[Problem to solve] Report each line of the data that has "right" somewhere in it.

[Provided data]
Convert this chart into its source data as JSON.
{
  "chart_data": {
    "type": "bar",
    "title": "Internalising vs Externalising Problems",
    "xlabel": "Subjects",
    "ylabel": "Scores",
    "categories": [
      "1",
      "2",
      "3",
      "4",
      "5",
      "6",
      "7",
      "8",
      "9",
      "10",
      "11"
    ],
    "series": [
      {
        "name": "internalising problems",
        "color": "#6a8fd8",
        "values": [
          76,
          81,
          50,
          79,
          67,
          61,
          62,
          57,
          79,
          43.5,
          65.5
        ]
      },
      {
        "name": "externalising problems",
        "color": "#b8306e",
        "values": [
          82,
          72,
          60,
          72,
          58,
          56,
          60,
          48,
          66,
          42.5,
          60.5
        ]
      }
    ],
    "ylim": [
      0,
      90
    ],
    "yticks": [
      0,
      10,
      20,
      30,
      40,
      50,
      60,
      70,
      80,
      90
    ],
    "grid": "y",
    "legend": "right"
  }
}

---

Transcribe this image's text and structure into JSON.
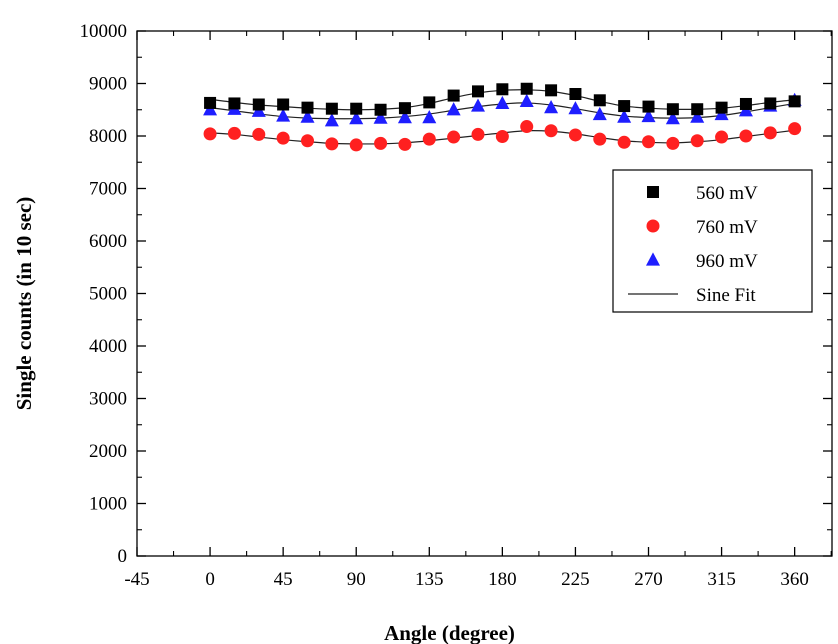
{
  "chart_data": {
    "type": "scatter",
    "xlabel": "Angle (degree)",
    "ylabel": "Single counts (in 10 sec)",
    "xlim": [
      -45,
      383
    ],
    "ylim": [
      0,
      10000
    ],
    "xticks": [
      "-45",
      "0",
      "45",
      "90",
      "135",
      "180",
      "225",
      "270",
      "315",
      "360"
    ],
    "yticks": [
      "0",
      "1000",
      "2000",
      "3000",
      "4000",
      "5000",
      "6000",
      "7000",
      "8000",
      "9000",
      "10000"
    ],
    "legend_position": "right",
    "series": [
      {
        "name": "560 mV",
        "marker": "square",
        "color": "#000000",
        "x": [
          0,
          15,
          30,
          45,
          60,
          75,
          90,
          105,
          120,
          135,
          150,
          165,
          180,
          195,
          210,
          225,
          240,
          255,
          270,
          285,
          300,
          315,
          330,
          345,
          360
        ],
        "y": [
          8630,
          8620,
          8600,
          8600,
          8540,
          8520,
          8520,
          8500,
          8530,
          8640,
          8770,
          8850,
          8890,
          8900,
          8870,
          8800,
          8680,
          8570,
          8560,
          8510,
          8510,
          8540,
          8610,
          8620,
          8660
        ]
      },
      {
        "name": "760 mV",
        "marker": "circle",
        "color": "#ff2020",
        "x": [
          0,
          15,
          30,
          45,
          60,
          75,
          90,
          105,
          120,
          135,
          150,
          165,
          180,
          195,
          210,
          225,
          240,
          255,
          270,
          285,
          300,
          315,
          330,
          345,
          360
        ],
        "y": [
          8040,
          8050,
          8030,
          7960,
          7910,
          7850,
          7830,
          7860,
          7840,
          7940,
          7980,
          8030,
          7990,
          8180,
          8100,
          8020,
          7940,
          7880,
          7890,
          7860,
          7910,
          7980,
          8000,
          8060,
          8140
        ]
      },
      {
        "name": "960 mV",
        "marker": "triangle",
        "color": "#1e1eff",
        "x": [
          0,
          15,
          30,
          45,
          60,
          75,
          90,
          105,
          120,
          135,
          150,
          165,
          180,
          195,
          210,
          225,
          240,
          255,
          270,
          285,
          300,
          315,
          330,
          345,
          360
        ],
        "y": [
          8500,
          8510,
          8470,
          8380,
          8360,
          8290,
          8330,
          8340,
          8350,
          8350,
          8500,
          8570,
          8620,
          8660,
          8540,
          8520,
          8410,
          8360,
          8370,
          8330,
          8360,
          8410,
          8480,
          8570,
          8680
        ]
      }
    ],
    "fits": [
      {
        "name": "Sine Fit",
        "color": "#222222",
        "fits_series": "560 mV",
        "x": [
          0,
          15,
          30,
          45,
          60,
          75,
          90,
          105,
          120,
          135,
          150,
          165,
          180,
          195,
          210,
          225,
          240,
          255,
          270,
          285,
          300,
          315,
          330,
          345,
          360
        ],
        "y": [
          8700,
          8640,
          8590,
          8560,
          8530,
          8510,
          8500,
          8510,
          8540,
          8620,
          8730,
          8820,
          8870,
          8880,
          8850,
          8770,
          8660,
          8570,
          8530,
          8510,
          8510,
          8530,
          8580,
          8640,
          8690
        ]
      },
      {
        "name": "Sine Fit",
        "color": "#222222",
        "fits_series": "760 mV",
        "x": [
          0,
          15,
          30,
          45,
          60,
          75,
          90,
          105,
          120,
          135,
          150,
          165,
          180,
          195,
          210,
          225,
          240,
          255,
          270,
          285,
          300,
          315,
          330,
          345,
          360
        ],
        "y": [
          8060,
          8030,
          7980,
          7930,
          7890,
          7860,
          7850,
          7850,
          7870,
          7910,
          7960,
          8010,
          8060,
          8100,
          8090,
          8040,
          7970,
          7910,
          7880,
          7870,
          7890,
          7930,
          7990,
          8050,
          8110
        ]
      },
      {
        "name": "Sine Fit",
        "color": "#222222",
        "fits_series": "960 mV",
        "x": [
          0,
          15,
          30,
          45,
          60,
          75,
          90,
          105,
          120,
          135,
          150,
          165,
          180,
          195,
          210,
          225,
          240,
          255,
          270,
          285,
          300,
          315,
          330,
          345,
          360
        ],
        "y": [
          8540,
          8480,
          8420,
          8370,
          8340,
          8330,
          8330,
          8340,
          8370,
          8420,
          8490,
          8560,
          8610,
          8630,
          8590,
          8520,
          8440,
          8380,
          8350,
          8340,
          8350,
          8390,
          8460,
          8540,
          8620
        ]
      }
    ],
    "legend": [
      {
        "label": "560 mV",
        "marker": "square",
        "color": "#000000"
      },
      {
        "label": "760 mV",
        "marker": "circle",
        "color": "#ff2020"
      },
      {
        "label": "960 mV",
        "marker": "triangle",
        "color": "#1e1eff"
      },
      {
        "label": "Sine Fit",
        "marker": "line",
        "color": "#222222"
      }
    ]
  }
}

---

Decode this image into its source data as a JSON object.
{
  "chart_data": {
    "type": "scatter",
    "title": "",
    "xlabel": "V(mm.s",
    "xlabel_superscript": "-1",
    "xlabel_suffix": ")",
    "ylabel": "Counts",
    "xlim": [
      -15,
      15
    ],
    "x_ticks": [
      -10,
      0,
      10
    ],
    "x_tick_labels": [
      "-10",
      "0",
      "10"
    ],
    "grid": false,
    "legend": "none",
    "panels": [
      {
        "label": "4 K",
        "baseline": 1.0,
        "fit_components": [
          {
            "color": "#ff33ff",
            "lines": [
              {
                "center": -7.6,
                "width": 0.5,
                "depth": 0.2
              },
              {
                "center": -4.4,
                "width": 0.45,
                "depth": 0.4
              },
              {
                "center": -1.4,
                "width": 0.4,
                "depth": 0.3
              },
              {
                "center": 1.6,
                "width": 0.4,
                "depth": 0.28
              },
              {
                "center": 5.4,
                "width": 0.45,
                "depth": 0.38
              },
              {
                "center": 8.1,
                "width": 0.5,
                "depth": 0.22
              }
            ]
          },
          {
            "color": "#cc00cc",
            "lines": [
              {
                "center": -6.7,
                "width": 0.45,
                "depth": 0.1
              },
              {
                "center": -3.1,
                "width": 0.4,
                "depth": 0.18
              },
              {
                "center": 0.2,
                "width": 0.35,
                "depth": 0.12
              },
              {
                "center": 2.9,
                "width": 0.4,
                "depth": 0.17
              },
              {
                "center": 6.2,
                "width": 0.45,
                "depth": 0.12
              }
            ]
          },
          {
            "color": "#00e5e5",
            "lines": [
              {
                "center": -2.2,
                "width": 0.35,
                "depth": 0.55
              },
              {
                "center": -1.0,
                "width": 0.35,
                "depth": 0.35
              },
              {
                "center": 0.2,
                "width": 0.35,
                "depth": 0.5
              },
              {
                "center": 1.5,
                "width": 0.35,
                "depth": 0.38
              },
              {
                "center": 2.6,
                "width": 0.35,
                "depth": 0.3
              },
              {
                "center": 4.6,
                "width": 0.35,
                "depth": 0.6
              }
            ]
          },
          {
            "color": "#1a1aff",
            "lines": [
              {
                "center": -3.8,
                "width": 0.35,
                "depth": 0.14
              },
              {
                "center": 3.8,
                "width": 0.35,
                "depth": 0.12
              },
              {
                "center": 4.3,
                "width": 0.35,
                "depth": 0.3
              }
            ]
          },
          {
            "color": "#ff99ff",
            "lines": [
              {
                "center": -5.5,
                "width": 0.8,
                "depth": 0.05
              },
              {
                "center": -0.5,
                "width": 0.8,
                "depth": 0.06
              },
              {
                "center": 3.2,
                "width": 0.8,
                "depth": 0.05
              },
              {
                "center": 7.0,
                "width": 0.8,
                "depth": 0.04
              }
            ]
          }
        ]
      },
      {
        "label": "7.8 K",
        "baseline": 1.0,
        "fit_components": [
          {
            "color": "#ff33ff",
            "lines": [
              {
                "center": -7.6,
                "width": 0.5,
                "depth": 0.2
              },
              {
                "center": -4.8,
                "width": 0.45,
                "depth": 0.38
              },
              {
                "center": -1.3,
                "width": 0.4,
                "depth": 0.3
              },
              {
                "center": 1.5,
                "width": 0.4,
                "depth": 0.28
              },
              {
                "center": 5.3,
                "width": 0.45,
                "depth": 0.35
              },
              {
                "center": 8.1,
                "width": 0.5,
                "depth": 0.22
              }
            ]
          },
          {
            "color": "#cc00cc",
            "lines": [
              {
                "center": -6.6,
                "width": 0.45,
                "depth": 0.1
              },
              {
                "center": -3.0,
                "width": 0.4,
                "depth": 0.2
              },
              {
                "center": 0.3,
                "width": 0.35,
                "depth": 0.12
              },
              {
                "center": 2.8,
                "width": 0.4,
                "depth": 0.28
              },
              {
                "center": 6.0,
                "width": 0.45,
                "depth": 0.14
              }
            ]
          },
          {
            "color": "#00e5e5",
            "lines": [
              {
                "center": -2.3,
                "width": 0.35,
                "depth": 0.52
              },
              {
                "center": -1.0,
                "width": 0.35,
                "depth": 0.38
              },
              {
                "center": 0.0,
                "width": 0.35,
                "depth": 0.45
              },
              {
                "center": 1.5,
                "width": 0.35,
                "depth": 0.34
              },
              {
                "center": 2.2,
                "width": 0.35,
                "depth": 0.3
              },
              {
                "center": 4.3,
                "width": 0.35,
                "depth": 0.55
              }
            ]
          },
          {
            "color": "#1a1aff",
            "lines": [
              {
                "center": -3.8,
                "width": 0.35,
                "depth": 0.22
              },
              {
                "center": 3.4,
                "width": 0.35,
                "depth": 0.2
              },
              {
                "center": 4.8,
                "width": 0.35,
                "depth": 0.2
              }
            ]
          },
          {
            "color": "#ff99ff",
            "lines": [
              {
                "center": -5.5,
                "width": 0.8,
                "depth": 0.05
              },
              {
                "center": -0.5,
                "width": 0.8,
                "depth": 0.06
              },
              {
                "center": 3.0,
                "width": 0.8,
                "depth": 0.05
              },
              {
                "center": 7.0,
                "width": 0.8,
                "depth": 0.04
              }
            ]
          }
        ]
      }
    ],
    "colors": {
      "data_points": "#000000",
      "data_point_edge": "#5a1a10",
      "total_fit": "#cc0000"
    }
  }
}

[Answer below]
    "legend": "right"
    "legend_position": "right",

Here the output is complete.